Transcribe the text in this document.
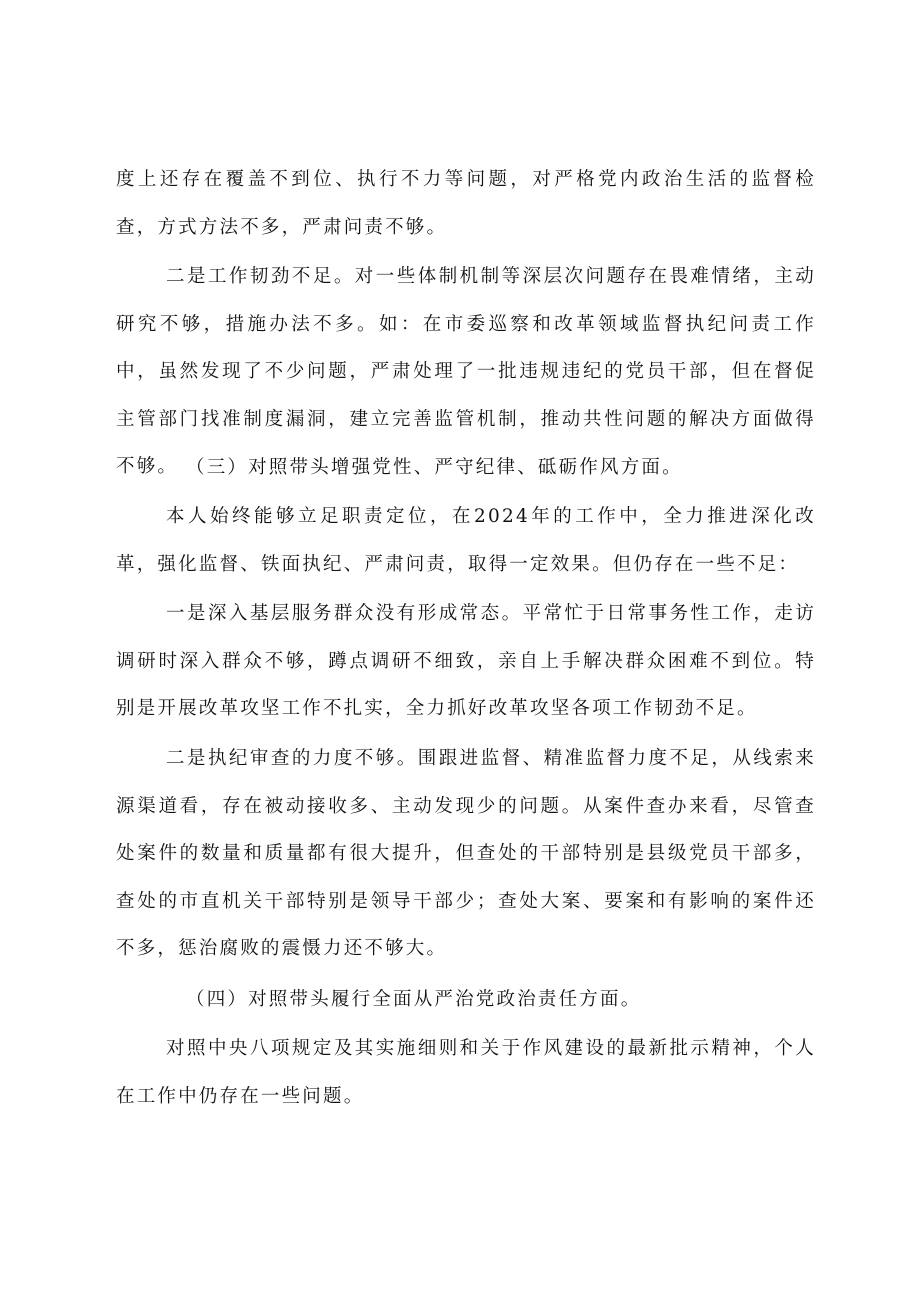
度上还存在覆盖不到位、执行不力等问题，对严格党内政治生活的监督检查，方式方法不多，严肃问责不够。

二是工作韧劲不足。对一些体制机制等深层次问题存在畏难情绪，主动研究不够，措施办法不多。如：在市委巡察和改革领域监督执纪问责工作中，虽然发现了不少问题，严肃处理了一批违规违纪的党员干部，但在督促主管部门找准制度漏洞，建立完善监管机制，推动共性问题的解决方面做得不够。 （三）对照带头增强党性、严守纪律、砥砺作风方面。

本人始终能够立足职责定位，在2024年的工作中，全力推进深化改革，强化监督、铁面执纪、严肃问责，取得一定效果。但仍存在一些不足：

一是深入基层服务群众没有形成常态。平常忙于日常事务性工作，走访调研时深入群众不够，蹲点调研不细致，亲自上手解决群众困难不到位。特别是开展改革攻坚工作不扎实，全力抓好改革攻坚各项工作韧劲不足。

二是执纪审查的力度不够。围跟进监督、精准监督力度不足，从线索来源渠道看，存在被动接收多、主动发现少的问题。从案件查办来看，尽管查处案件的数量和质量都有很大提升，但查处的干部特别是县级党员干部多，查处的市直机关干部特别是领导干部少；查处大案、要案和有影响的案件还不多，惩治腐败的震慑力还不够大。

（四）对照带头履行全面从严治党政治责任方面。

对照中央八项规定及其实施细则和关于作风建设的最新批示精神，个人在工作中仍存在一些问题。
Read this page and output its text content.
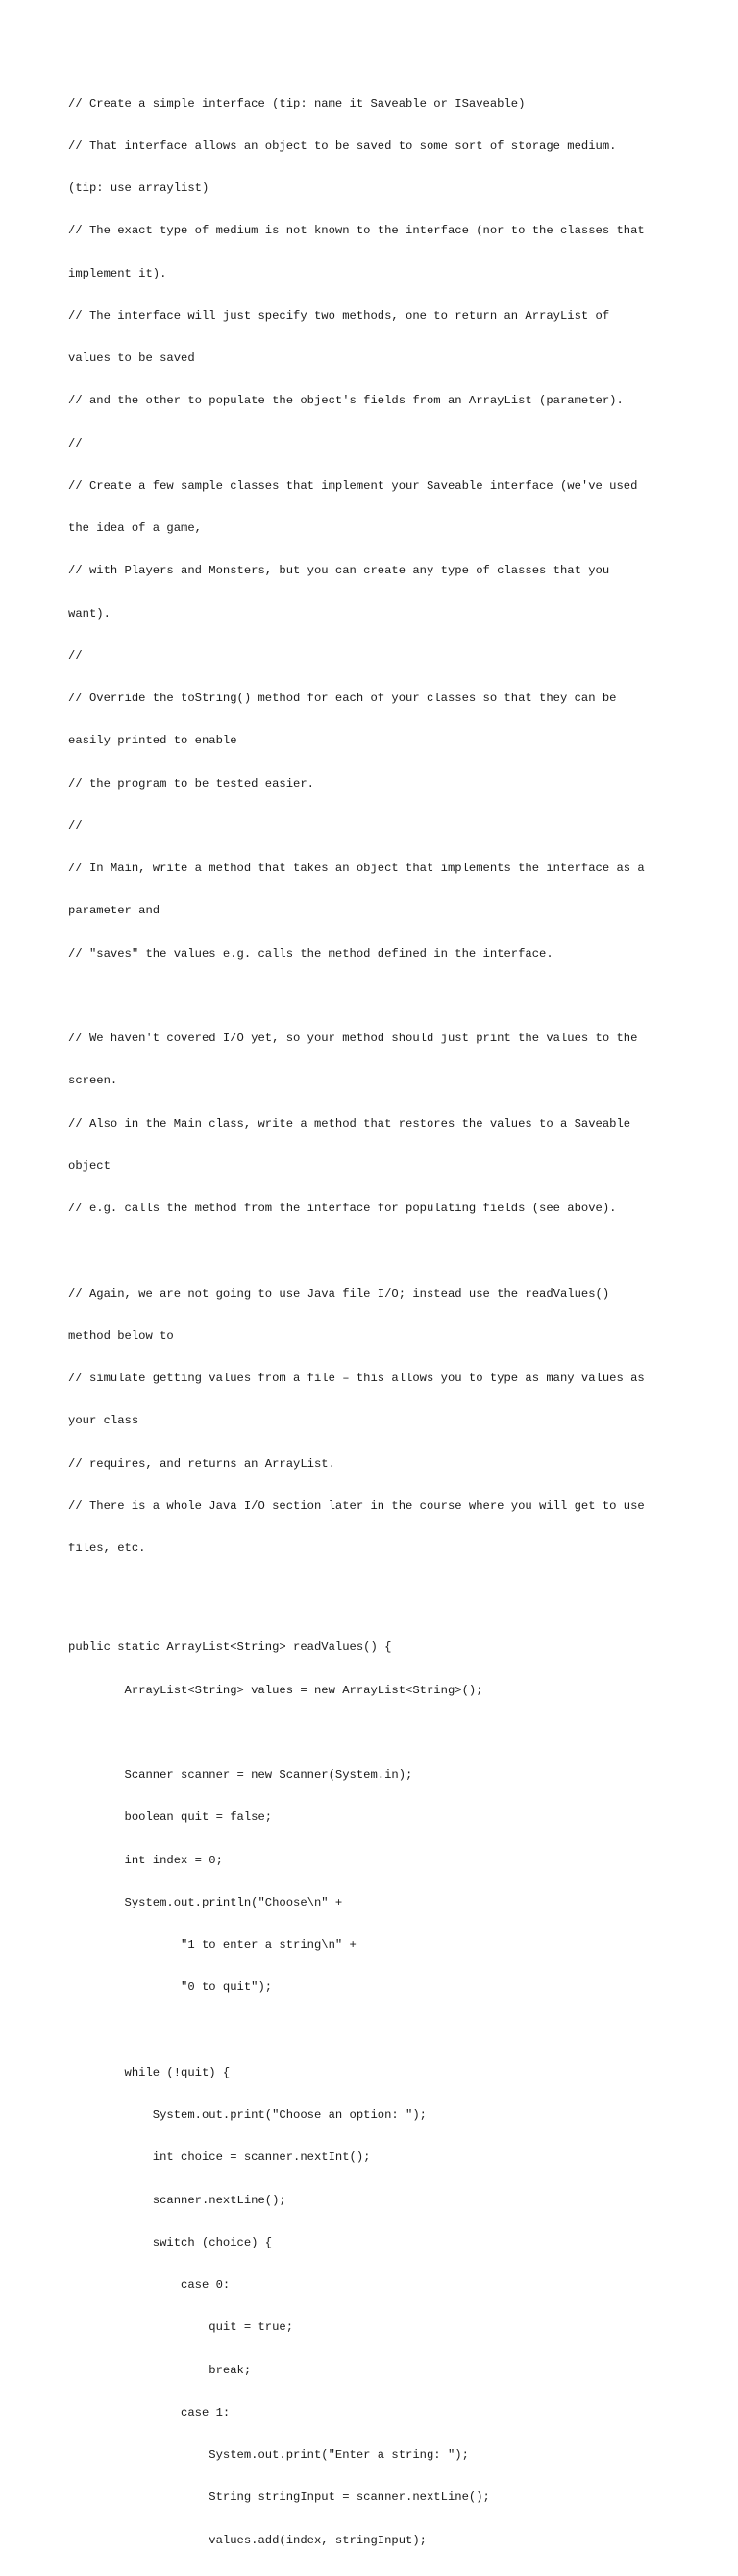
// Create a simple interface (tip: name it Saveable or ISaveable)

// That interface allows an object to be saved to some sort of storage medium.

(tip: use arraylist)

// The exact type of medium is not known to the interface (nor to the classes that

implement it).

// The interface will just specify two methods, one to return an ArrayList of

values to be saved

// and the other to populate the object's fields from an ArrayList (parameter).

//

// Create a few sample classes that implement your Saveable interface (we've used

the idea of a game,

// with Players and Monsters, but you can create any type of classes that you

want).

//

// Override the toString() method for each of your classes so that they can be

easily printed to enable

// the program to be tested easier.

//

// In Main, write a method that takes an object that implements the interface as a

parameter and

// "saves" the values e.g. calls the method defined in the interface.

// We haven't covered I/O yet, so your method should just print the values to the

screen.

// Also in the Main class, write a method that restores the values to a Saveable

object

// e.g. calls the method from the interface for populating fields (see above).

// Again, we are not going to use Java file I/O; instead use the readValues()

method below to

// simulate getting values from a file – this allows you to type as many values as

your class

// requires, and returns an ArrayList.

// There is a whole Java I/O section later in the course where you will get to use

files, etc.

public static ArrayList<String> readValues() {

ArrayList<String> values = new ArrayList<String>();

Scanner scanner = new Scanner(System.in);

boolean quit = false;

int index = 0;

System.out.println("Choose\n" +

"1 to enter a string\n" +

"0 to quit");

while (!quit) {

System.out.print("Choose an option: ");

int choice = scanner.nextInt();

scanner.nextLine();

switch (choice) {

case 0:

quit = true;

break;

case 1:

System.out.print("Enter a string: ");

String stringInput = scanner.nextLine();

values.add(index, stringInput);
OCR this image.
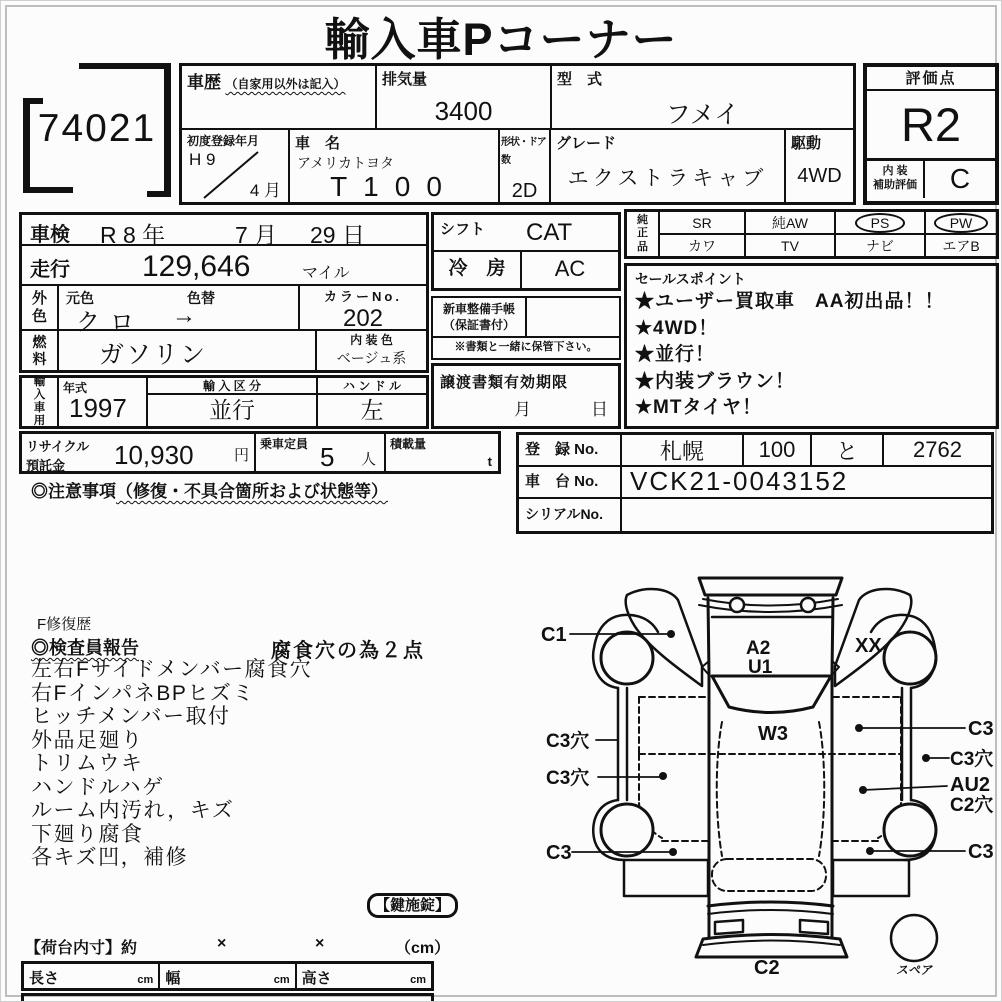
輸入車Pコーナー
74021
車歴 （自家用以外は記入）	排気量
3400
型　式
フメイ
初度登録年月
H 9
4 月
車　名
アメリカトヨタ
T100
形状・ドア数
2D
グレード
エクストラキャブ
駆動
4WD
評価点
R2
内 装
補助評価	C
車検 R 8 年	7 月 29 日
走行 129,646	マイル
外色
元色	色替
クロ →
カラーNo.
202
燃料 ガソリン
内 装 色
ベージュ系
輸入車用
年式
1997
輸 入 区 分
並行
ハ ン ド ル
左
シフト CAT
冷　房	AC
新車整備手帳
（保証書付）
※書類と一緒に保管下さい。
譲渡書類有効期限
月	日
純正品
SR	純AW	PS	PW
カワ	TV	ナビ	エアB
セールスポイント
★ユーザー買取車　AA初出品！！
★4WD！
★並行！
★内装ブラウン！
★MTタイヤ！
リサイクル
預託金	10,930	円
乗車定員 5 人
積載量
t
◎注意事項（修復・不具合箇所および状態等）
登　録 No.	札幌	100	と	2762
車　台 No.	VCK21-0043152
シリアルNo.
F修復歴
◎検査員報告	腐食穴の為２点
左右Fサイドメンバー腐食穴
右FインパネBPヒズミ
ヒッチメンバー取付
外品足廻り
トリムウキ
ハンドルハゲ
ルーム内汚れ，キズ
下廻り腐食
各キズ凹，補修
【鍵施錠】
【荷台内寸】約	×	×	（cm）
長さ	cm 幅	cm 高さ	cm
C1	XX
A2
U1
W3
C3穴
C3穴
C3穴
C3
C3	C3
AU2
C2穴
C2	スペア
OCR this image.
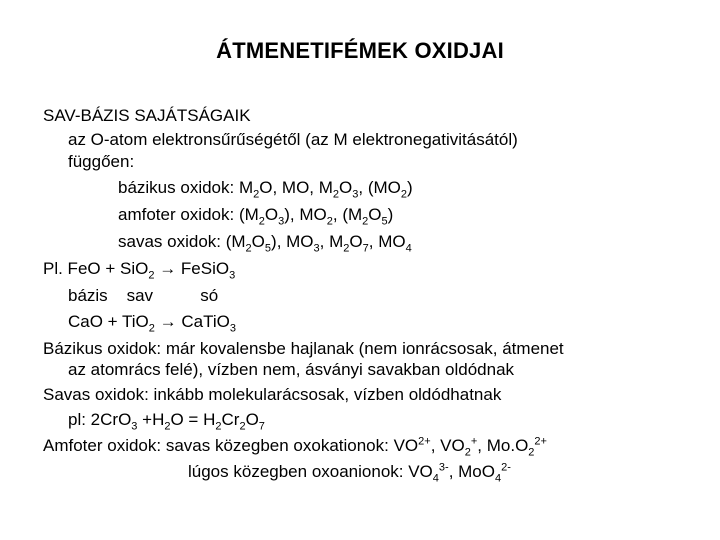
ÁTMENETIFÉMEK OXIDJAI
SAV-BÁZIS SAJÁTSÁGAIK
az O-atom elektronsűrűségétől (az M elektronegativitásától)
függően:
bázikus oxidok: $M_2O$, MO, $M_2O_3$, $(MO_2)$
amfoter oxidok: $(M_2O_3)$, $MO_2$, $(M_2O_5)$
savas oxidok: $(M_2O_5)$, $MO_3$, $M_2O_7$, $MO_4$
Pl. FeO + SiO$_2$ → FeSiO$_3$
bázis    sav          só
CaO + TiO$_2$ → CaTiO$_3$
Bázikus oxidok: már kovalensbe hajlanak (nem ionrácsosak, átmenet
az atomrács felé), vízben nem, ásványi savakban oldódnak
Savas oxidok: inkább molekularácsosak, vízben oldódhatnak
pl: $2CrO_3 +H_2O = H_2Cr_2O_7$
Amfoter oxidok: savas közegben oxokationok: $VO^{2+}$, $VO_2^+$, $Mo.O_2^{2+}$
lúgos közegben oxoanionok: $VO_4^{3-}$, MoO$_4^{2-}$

THE PROBLEM = Retype all of the entries exactly as written, leaving out any images.

WRITTEN RESPONSE =
Transcribe the text in this document.
度上还存在覆盖不到位、执行不力等问题，对严格党内政治生活的监督检查，方式方法不多，严肃问责不够。

二是工作韧劲不足。对一些体制机制等深层次问题存在畏难情绪，主动研究不够，措施办法不多。如：在市委巡察和改革领域监督执纪问责工作中，虽然发现了不少问题，严肃处理了一批违规违纪的党员干部，但在督促主管部门找准制度漏洞，建立完善监管机制，推动共性问题的解决方面做得不够。 （三）对照带头增强党性、严守纪律、砥砺作风方面。

本人始终能够立足职责定位，在2024年的工作中，全力推进深化改革，强化监督、铁面执纪、严肃问责，取得一定效果。但仍存在一些不足：

一是深入基层服务群众没有形成常态。平常忙于日常事务性工作，走访调研时深入群众不够，蹲点调研不细致，亲自上手解决群众困难不到位。特别是开展改革攻坚工作不扎实，全力抓好改革攻坚各项工作韧劲不足。

二是执纪审查的力度不够。围跟进监督、精准监督力度不足，从线索来源渠道看，存在被动接收多、主动发现少的问题。从案件查办来看，尽管查处案件的数量和质量都有很大提升，但查处的干部特别是县级党员干部多，查处的市直机关干部特别是领导干部少；查处大案、要案和有影响的案件还不多，惩治腐败的震慑力还不够大。

（四）对照带头履行全面从严治党政治责任方面。

对照中央八项规定及其实施细则和关于作风建设的最新批示精神，个人在工作中仍存在一些问题。
Read this page and output its text content.
// Create a simple interface (tip: name it Saveable or ISaveable)

// That interface allows an object to be saved to some sort of storage medium.

(tip: use arraylist)

// The exact type of medium is not known to the interface (nor to the classes that

implement it).

// The interface will just specify two methods, one to return an ArrayList of

values to be saved

// and the other to populate the object's fields from an ArrayList (parameter).

//

// Create a few sample classes that implement your Saveable interface (we've used

the idea of a game,

// with Players and Monsters, but you can create any type of classes that you

want).

//

// Override the toString() method for each of your classes so that they can be

easily printed to enable

// the program to be tested easier.

//

// In Main, write a method that takes an object that implements the interface as a

parameter and

// "saves" the values e.g. calls the method defined in the interface.

// We haven't covered I/O yet, so your method should just print the values to the

screen.

// Also in the Main class, write a method that restores the values to a Saveable

object

// e.g. calls the method from the interface for populating fields (see above).

// Again, we are not going to use Java file I/O; instead use the readValues()

method below to

// simulate getting values from a file – this allows you to type as many values as

your class

// requires, and returns an ArrayList.

// There is a whole Java I/O section later in the course where you will get to use

files, etc.

public static ArrayList<String> readValues() {

ArrayList<String> values = new ArrayList<String>();

Scanner scanner = new Scanner(System.in);

boolean quit = false;

int index = 0;

System.out.println("Choose\n" +

"1 to enter a string\n" +

"0 to quit");

while (!quit) {

System.out.print("Choose an option: ");

int choice = scanner.nextInt();

scanner.nextLine();

switch (choice) {

case 0:

quit = true;

break;

case 1:

System.out.print("Enter a string: ");

String stringInput = scanner.nextLine();

values.add(index, stringInput);
OCR this image.
輸入車Pコーナー
74021
車歴 （自家用以外は記入）	排気量
3400
型　式
フメイ
初度登録年月
H 9
4 月
車　名
アメリカトヨタ
T100
形状・ドア数
2D
グレード
エクストラキャブ
駆動
4WD
評価点
R2
内 装
補助評価	C
車検 R 8 年	7 月 29 日
走行 129,646	マイル
外色
元色	色替
クロ →
カラーNo.
202
燃料 ガソリン
内 装 色
ベージュ系
輸入車用
年式
1997
輸 入 区 分
並行
ハ ン ド ル
左
シフト CAT
冷　房	AC
新車整備手帳
（保証書付）
※書類と一緒に保管下さい。
譲渡書類有効期限
月	日
純正品
SR	純AW	PS	PW
カワ	TV	ナビ	エアB
セールスポイント
★ユーザー買取車　AA初出品！！
★4WD！
★並行！
★内装ブラウン！
★MTタイヤ！
リサイクル
預託金	10,930	円
乗車定員 5 人
積載量
t
◎注意事項（修復・不具合箇所および状態等）
登　録 No.	札幌	100	と	2762
車　台 No.	VCK21-0043152
シリアルNo.
F修復歴
◎検査員報告	腐食穴の為２点
左右Fサイドメンバー腐食穴
右FインパネBPヒズミ
ヒッチメンバー取付
外品足廻り
トリムウキ
ハンドルハゲ
ルーム内汚れ，キズ
下廻り腐食
各キズ凹，補修
【鍵施錠】
【荷台内寸】約	×	×	（cm）
長さ	cm 幅	cm 高さ	cm
C1	XX
A2
U1
W3
C3穴
C3穴
C3穴
C3
C3	C3
AU2
C2穴
C2	スペア
OCR this image.
ÁTMENETIFÉMEK OXIDJAI
SAV-BÁZIS SAJÁTSÁGAIK
az O-atom elektronsűrűségétől (az M elektronegativitásától)
függően:
bázikus oxidok: $M_2O$, MO, $M_2O_3$, $(MO_2)$
amfoter oxidok: $(M_2O_3)$, $MO_2$, $(M_2O_5)$
savas oxidok: $(M_2O_5)$, $MO_3$, $M_2O_7$, $MO_4$
Pl. FeO + SiO$_2$ → FeSiO$_3$
bázis    sav          só
CaO + TiO$_2$ → CaTiO$_3$
Bázikus oxidok: már kovalensbe hajlanak (nem ionrácsosak, átmenet
az atomrács felé), vízben nem, ásványi savakban oldódnak
Savas oxidok: inkább molekularácsosak, vízben oldódhatnak
pl: $2CrO_3 +H_2O = H_2Cr_2O_7$
Amfoter oxidok: savas közegben oxokationok: $VO^{2+}$, $VO_2^+$, $Mo.O_2^{2+}$
lúgos közegben oxoanionok: $VO_4^{3-}$, MoO$_4^{2-}$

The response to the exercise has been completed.